— BEGIN Extracted information —

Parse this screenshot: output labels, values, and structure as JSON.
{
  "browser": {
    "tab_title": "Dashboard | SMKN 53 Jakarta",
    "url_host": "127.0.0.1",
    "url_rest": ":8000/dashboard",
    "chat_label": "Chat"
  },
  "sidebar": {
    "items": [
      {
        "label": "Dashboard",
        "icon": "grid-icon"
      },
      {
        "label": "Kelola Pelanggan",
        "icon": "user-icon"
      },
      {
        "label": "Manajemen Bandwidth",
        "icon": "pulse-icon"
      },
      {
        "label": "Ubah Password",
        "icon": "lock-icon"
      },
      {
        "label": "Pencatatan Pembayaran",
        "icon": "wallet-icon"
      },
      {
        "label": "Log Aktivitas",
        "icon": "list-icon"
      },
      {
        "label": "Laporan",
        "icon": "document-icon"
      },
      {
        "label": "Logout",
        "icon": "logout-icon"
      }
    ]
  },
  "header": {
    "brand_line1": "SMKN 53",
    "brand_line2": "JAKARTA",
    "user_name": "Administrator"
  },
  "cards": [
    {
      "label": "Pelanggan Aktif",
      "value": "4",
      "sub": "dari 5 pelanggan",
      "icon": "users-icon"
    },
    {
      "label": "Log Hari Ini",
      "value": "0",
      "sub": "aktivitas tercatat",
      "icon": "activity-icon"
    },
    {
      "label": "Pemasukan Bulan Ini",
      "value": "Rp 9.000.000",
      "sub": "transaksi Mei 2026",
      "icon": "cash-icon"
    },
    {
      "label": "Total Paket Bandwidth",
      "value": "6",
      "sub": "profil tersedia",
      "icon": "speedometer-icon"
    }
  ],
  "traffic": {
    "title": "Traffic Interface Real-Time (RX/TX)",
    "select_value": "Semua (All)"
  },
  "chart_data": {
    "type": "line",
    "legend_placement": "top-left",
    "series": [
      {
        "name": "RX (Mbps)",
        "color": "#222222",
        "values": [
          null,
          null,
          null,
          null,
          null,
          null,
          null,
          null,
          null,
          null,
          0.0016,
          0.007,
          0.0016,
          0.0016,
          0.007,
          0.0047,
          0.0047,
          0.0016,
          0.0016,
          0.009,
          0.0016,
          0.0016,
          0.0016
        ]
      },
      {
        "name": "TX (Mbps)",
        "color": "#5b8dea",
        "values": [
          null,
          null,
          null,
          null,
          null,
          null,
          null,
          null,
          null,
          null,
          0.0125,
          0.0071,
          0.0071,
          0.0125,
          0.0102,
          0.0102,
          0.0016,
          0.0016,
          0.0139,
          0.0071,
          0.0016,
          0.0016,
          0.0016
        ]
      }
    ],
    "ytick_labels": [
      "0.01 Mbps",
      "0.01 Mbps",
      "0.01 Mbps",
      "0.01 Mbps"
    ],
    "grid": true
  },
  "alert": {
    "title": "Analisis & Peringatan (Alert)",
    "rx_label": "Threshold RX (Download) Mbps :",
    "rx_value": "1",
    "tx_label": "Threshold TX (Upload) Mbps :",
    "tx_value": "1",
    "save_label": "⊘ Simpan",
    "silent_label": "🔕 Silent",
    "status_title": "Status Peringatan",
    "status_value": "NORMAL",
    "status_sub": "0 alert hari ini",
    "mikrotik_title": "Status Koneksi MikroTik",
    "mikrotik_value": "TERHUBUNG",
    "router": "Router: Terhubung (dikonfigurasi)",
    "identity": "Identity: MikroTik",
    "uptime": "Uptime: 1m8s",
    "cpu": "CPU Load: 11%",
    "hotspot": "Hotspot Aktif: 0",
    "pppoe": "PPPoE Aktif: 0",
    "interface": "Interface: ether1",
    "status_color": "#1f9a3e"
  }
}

— END Extracted information —

What is needed:
Identify and copy the lines holding the word "Peringatan".

Result of this exercise:
    "title": "Analisis & Peringatan (Alert)",
    "status_title": "Status Peringatan",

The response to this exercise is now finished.